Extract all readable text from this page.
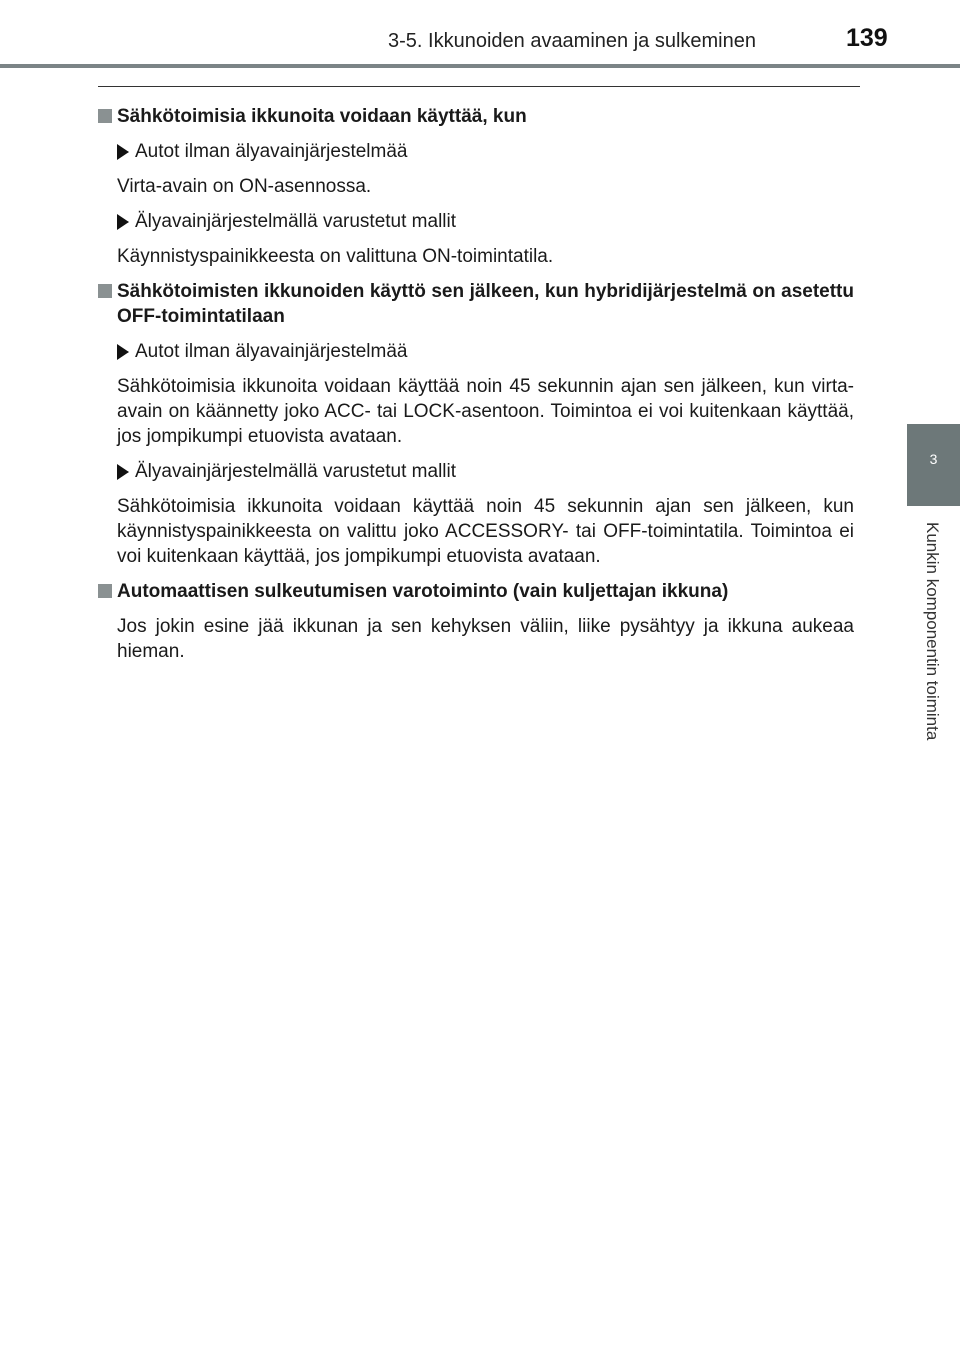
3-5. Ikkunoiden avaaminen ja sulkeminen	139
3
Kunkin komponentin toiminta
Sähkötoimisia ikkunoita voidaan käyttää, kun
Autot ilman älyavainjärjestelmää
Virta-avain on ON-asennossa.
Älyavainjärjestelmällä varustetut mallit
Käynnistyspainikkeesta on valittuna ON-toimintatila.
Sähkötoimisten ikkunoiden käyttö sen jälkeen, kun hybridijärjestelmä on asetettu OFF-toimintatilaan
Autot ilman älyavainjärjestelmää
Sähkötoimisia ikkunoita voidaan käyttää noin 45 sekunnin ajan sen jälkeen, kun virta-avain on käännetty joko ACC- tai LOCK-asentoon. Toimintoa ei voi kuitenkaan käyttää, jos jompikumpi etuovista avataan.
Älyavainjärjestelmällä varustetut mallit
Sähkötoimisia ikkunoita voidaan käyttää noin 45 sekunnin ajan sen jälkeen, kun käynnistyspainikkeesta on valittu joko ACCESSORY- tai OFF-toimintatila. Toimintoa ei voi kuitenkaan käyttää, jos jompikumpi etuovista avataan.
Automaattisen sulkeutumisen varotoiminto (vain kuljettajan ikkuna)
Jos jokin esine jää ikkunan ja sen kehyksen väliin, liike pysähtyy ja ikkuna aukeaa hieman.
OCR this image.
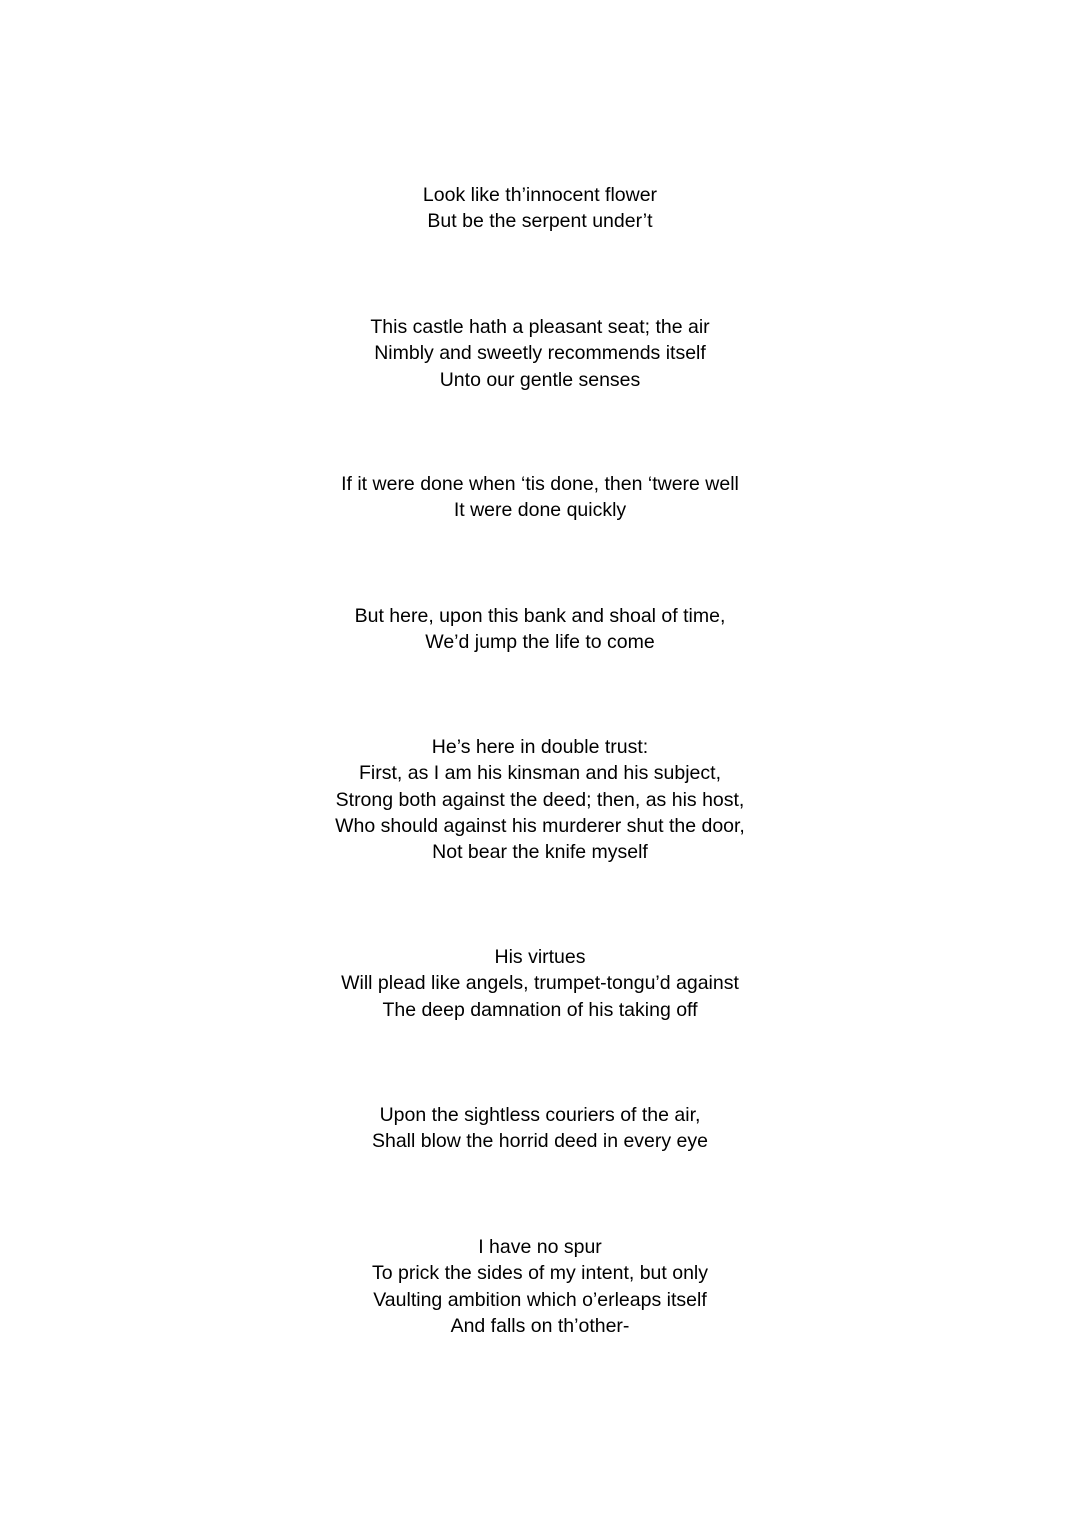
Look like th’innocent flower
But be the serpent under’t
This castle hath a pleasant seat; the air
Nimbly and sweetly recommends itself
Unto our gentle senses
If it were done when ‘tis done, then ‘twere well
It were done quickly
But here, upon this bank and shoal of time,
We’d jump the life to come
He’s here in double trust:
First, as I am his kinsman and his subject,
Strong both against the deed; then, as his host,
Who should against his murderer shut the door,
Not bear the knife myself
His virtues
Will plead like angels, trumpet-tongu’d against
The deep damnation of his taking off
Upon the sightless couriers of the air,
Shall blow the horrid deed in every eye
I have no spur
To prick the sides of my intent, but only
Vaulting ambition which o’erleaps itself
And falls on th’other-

++++++++

**Instructions for the task:** The records above must be transcribed exactly. Pictures are left out of the copy.

**Result for this task:**
Extract all readable text from this page.
3-5. Ikkunoiden avaaminen ja sulkeminen	139
3
Kunkin komponentin toiminta
Sähkötoimisia ikkunoita voidaan käyttää, kun
Autot ilman älyavainjärjestelmää
Virta-avain on ON-asennossa.
Älyavainjärjestelmällä varustetut mallit
Käynnistyspainikkeesta on valittuna ON-toimintatila.
Sähkötoimisten ikkunoiden käyttö sen jälkeen, kun hybridijärjestelmä on asetettu OFF-toimintatilaan
Autot ilman älyavainjärjestelmää
Sähkötoimisia ikkunoita voidaan käyttää noin 45 sekunnin ajan sen jälkeen, kun virta-avain on käännetty joko ACC- tai LOCK-asentoon. Toimintoa ei voi kuitenkaan käyttää, jos jompikumpi etuovista avataan.
Älyavainjärjestelmällä varustetut mallit
Sähkötoimisia ikkunoita voidaan käyttää noin 45 sekunnin ajan sen jälkeen, kun käynnistyspainikkeesta on valittu joko ACCESSORY- tai OFF-toimintatila. Toimintoa ei voi kuitenkaan käyttää, jos jompikumpi etuovista avataan.
Automaattisen sulkeutumisen varotoiminto (vain kuljettajan ikkuna)
Jos jokin esine jää ikkunan ja sen kehyksen väliin, liike pysähtyy ja ikkuna aukeaa hieman.
OCR this image.
Look like th’innocent flower
But be the serpent under’t
This castle hath a pleasant seat; the air
Nimbly and sweetly recommends itself
Unto our gentle senses
If it were done when ‘tis done, then ‘twere well
It were done quickly
But here, upon this bank and shoal of time,
We’d jump the life to come
He’s here in double trust:
First, as I am his kinsman and his subject,
Strong both against the deed; then, as his host,
Who should against his murderer shut the door,
Not bear the knife myself
His virtues
Will plead like angels, trumpet-tongu’d against
The deep damnation of his taking off
Upon the sightless couriers of the air,
Shall blow the horrid deed in every eye
I have no spur
To prick the sides of my intent, but only
Vaulting ambition which o’erleaps itself
And falls on th’other-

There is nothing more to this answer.